_Written task 1_. Begin at the row that contains "Extract all elements with their positions. The image is w=1171" and stop after the row that contains "label-27: 27 (483, 64, 497, 79)". Reproduce those rows with "pixels" swapped for "px", leave everything else unchanged, and omit the pictures.

_Text excerpt_.
A version of this article was read by the author at a March 29 reception at the Tamiment Labor Library at New York University on the book Trotskyism in the United States, held in connection with the Socialist Scholars Conference.

The publication of a serious book dealing with what is commonly called “Trotskyism” and with some relevant aspects of Leon Trotsky’s legacy is certainly a most welcome and timely event. This latest book, Trotskyism in the United States, should be welcomed and carefully read by all who are involved with or interested in current developments in the AFL-CIO unions and the shifting moods of the working class in the United States. It is especially timely because one section of it, “The Liberating Influence of the Transitional Program” by George Breitman, relates to the historic task of building a labor party based on the unions in this country, a long delayed undertaking that is just now getting under way through the efforts of a segment of organized labor.

When I learned that I was expected to speak about this book it occurred to me that the authors — George Breitman, Paul Le Blanc, and Alan Wald — were all three influenced and their lives changed in more ways than any of them could fully understand by their association with and studies in the rich mines of Trotsky’s voluminous writings on history, philosophy, the art of revolution, scientific social ism, military science, literary criticism, and other subjects that relate to the social transformation from capitalism to socialism.

So I thought it would be of some interest to this audience to talk about Trotsky, his place in the history of our century, and the meaning of his revolutionary legacy for the 21st century. All this is implicit in the remarks, observations, and succinct reviews of the history of American Trotskyism that make up this volume. But I quickly concluded that to attempt that would be too much for this occasion.

Those who have not yet had a chance to dig around in the 14 volumes of the Writings of Leon Trotsky from his last exile (1929-1940), the series edited by George Breitman, can find them here at Tamiment as part of the Breitman collection. These volumes do not include Trotsky’s writings on Germany and the rise of fascism, the Spanish civil war, or the Chinese revolutionary struggle of 1925-27. Nor do they include other material collected in book form, such as The Third International After Lenin and The Stalin School of Falsification. Nor does that 14-volume set include Trotsky’s History of the Russian Revolution (published 1930-31), his study of the degeneration of that revolution in the book Revolution Betrayed (1936), or his expose’ of the Moscow Trials in testimony before the John Dewey Commission in 1937. The books I mention are also available here at Tamiment in the Breitman collection.

In addition there are several anthologies: The Basic Writings of Trotsky, edited by Irving Howe; The Essential Trotsky, published in this country by Barnes and Noble in 1963; and The Age of Permanent Revolution: A Trotsky Anthology, selected by C. Wright Mills shortly before his untimely death. This last book was produced in collaboration with George Novack, with an introduction by Isaac Deutscher, and was published in 1964.

Instead of trying to relate Trotsky’s life work — the crowning achievement of which he considered the founding of the Fourth International (in 1938) and its adoption of the Transitional Program for Socialist Revolution — to the history of Trotskyism in the United States, I have opted to talk about the purpose of Trotskyism in the United States and give some examples of how what was known as “the Trotskyist movement” attempted to fulfill that purpose.

What Is Trotskyism?

But first, what is Trotskyism? Both Alan and Paul have tried to define and describe what Trotskyism means. Paul relates the attitude, certain decisions taken, and what actually happened about this question. It is on page 51 of this book, a rather interesting episode in the post-World War II history of the Socialist Workers Party, which discusses James P. Cannon’s proposal to drop the label “Trotskyist.”

_Entries_.
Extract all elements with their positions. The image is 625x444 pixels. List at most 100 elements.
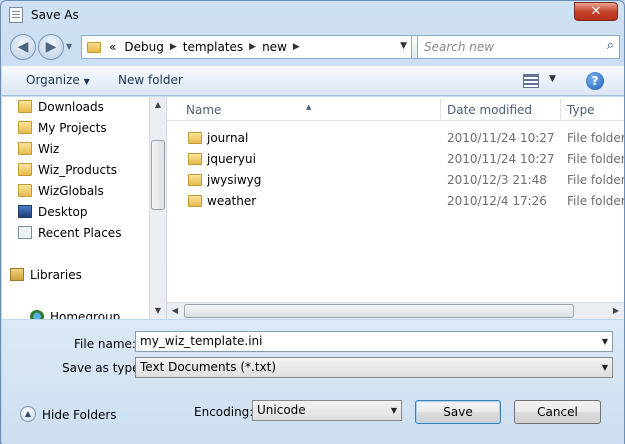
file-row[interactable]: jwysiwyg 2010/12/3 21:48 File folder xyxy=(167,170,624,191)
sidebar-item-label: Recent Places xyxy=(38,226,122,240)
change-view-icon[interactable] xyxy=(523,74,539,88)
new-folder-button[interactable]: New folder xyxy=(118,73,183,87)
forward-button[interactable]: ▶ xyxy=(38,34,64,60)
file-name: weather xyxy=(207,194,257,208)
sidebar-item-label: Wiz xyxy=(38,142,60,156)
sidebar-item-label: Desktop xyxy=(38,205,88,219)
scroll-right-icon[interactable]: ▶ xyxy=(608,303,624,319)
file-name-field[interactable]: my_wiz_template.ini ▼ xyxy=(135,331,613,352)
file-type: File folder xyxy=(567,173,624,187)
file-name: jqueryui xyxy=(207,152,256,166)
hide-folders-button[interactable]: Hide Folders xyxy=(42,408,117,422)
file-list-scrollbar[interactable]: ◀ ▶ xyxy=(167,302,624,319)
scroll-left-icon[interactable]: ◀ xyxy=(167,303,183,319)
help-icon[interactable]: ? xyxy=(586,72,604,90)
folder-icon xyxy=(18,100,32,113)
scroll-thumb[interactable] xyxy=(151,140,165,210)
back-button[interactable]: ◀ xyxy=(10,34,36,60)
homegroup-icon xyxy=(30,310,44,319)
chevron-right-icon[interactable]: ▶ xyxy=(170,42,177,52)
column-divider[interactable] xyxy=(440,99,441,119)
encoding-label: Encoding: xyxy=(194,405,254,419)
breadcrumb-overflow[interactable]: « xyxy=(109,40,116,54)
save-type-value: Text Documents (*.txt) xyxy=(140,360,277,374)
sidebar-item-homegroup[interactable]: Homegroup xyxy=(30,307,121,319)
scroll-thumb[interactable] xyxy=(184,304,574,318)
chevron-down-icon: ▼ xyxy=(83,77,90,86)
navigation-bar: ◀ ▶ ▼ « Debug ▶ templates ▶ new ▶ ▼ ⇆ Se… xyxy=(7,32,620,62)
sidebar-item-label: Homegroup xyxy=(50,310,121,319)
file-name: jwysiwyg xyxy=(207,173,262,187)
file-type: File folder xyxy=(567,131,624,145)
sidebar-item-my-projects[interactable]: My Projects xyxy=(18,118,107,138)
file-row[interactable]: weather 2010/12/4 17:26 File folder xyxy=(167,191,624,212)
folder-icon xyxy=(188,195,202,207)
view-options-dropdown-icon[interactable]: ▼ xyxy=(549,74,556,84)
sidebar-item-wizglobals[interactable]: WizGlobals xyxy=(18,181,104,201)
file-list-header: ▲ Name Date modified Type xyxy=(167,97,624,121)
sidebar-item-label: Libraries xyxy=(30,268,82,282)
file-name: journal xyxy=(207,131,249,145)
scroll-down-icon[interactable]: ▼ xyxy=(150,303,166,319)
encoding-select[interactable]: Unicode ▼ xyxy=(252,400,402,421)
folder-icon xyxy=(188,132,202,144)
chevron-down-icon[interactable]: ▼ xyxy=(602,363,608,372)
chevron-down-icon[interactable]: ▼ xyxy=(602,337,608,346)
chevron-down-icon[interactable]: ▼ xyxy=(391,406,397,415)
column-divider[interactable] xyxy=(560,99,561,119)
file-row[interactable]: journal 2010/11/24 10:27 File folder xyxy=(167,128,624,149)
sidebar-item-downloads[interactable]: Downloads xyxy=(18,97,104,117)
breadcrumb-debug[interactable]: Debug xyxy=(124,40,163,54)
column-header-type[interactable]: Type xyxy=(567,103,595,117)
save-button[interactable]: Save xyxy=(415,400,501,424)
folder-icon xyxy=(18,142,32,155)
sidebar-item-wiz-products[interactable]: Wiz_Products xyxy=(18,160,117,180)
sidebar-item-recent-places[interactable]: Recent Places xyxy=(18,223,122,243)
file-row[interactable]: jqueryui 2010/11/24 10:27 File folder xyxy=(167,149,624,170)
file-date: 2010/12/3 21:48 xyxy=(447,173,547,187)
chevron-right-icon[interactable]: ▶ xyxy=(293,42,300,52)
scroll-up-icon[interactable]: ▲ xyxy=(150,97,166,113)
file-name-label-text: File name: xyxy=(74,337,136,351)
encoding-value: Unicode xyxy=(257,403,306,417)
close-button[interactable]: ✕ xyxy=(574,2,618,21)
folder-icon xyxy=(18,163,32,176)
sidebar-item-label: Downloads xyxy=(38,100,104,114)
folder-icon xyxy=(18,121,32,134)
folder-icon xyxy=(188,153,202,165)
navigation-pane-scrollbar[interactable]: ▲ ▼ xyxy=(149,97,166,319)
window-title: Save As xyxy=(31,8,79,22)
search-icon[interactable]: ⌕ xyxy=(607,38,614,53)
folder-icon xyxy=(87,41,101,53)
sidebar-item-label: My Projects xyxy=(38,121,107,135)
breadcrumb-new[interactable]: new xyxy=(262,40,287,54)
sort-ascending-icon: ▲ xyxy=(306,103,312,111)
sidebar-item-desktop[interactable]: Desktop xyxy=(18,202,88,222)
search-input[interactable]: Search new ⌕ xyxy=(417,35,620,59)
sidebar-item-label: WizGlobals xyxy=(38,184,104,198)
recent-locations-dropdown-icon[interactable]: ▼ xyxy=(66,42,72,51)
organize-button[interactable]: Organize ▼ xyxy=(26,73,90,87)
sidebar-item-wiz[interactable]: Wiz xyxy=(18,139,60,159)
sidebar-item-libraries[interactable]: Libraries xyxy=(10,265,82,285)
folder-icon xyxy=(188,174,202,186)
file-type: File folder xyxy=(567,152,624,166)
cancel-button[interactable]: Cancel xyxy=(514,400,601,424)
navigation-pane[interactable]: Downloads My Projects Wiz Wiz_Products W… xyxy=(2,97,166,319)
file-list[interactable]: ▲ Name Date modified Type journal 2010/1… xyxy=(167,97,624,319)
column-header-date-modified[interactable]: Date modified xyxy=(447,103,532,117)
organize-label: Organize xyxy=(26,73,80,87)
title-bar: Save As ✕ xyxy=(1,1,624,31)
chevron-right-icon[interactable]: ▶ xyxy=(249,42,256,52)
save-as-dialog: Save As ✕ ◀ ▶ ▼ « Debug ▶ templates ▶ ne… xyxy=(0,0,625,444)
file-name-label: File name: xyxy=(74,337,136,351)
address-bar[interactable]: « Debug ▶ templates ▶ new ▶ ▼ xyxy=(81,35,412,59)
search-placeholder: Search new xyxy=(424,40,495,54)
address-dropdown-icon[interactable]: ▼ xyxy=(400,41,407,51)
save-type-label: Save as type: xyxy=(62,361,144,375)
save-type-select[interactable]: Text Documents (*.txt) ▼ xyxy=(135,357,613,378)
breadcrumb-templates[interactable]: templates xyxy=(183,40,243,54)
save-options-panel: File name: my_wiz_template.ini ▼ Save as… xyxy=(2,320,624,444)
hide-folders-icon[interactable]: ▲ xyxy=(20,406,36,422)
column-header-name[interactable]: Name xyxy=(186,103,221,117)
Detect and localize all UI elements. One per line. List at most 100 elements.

---

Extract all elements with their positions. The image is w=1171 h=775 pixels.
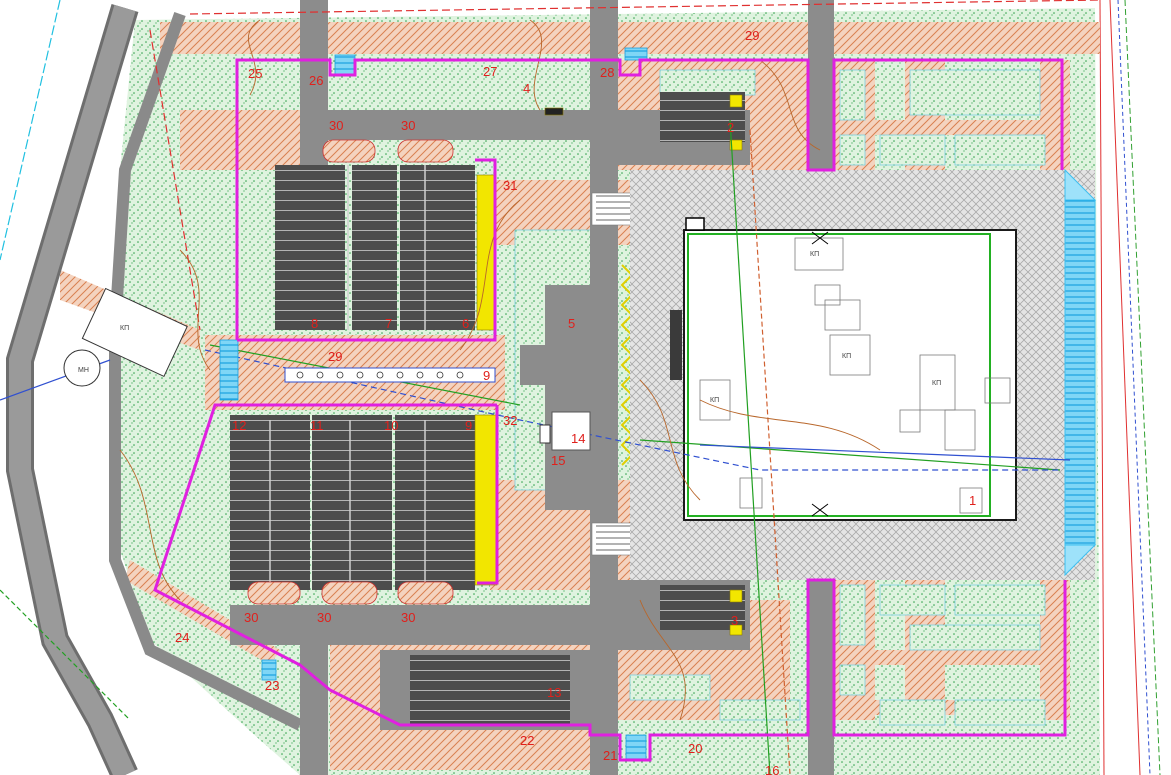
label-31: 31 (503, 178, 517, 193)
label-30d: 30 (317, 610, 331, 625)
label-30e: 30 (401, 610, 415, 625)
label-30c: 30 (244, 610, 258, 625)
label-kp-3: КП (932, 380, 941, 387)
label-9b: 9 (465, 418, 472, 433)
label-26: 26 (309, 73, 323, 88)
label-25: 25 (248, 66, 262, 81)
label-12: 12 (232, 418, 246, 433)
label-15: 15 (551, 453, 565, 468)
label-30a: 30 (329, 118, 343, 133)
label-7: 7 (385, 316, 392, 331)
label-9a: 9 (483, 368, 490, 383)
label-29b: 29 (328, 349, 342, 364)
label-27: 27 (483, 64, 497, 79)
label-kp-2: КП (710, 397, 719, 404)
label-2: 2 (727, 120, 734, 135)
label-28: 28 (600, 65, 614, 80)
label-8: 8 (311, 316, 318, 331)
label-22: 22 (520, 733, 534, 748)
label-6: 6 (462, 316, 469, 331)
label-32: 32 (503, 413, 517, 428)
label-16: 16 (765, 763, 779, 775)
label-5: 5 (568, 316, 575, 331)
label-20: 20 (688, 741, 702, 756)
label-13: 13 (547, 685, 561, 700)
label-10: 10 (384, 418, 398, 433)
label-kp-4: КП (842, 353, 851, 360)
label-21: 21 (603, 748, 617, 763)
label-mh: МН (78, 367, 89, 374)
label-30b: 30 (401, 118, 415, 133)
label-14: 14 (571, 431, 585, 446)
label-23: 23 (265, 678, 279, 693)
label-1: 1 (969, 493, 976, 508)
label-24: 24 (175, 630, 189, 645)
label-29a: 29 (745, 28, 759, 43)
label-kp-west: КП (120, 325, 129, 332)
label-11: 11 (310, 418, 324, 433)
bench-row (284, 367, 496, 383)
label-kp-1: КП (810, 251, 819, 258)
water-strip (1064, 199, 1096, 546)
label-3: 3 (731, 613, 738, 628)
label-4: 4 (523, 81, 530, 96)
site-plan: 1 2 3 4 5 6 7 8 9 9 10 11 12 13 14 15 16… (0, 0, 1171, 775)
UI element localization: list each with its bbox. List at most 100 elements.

==

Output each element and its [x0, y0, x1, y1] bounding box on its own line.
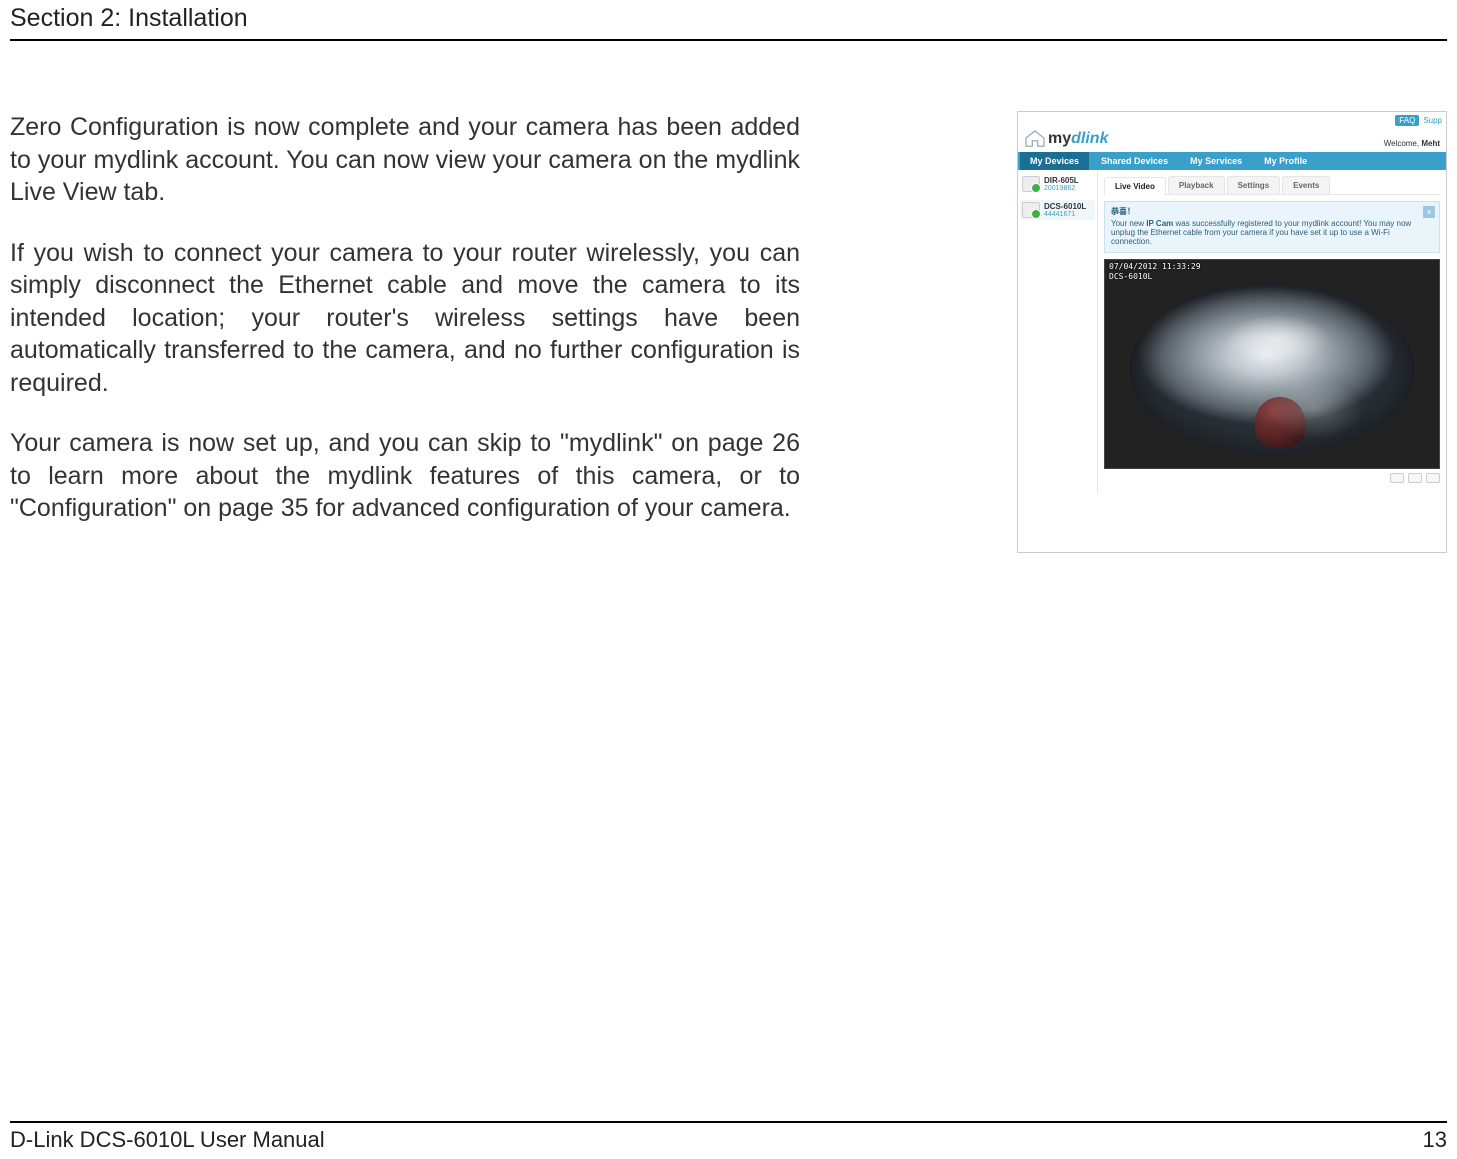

_Written task 2_. According to the article on Trotskyism above, who selected the pieces for The Age of Permanent Revolution: A Trotsky Anthology?

_Complete response 1_.
Extract all elements with their positions. The image is w=1171 h=775 px.
label-31: 31 (503, 178, 517, 193)
label-30d: 30 (317, 610, 331, 625)
label-30e: 30 (401, 610, 415, 625)
label-30c: 30 (244, 610, 258, 625)
label-kp-3: КП (932, 380, 941, 387)
label-9b: 9 (465, 418, 472, 433)
label-26: 26 (309, 73, 323, 88)
label-25: 25 (248, 66, 262, 81)
label-12: 12 (232, 418, 246, 433)
label-15: 15 (551, 453, 565, 468)
label-30a: 30 (329, 118, 343, 133)
label-7: 7 (385, 316, 392, 331)
label-9a: 9 (483, 368, 490, 383)
label-29b: 29 (328, 349, 342, 364)
label-27: 27 (483, 64, 497, 79)

_Complete response 2_. C. Wright Mills selected them.